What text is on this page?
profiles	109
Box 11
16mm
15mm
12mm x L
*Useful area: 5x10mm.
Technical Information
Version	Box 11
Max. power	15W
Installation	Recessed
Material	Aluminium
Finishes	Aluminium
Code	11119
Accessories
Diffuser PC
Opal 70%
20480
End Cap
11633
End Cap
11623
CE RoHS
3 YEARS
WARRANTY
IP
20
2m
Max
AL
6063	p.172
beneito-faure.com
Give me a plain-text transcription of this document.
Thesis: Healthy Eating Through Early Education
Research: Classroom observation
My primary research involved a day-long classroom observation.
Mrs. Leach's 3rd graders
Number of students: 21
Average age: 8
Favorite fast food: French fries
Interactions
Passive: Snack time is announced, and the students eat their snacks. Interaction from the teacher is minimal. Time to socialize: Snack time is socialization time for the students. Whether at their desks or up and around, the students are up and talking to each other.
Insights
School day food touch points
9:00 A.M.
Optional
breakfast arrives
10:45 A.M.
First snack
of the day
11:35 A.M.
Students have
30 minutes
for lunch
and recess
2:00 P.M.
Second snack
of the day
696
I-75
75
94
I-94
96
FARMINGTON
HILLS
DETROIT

──────────

All of the data must be returned exactly.

What text is on this page?
profiles	109
Box 11
16mm
15mm
12mm x L
*Useful area: 5x10mm.
Technical Information
Version	Box 11
Max. power	15W
Installation	Recessed
Material	Aluminium
Finishes	Aluminium
Code	11119
Accessories
Diffuser PC
Opal 70%
20480
End Cap
11633
End Cap
11623
CE RoHS
3 YEARS
WARRANTY
IP
20
2m
Max
AL
6063	p.172
beneito-faure.com
Give me a plain-text transcription of this document.
Thesis: Healthy Eating Through Early Education
Research: Classroom observation
My primary research involved a day-long classroom observation.
Mrs. Leach's 3rd graders
Number of students: 21
Average age: 8
Favorite fast food: French fries
Interactions
Passive: Snack time is announced, and the students eat their snacks. Interaction from the teacher is minimal. Time to socialize: Snack time is socialization time for the students. Whether at their desks or up and around, the students are up and talking to each other.
Insights
School day food touch points
9:00 A.M.
Optional
breakfast arrives
10:45 A.M.
First snack
of the day
11:35 A.M.
Students have
30 minutes
for lunch
and recess
2:00 P.M.
Second snack
of the day
696
I-75
75
94
I-94
96
FARMINGTON
HILLS
DETROIT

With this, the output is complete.